## Task requirements
From the listing below, pull out the lines that hold "Year".
+++ Given data +++
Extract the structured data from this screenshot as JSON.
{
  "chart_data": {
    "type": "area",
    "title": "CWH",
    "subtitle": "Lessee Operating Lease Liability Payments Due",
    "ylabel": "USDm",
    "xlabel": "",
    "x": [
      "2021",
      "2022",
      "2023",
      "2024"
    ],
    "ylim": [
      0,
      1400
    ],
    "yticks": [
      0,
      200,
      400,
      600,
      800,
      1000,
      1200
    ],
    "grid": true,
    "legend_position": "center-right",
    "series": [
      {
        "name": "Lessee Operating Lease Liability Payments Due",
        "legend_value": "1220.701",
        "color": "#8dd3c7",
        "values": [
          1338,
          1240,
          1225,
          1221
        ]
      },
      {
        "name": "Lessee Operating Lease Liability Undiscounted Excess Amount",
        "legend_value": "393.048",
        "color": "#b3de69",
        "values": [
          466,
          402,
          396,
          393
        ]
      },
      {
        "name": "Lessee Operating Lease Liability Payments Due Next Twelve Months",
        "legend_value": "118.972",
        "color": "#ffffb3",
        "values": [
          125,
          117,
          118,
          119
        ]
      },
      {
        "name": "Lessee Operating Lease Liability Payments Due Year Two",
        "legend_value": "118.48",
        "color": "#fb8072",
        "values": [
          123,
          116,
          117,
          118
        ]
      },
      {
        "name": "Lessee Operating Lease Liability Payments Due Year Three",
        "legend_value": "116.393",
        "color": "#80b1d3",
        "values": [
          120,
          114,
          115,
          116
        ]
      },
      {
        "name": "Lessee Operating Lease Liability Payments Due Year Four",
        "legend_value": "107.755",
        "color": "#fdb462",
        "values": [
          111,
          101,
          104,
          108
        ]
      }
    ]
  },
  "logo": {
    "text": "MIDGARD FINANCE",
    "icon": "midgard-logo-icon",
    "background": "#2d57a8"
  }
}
+++
## Correct response
        "name": "Lessee Operating Lease Liability Payments Due Year Two",
        "name": "Lessee Operating Lease Liability Payments Due Year Three",
        "name": "Lessee Operating Lease Liability Payments Due Year Four",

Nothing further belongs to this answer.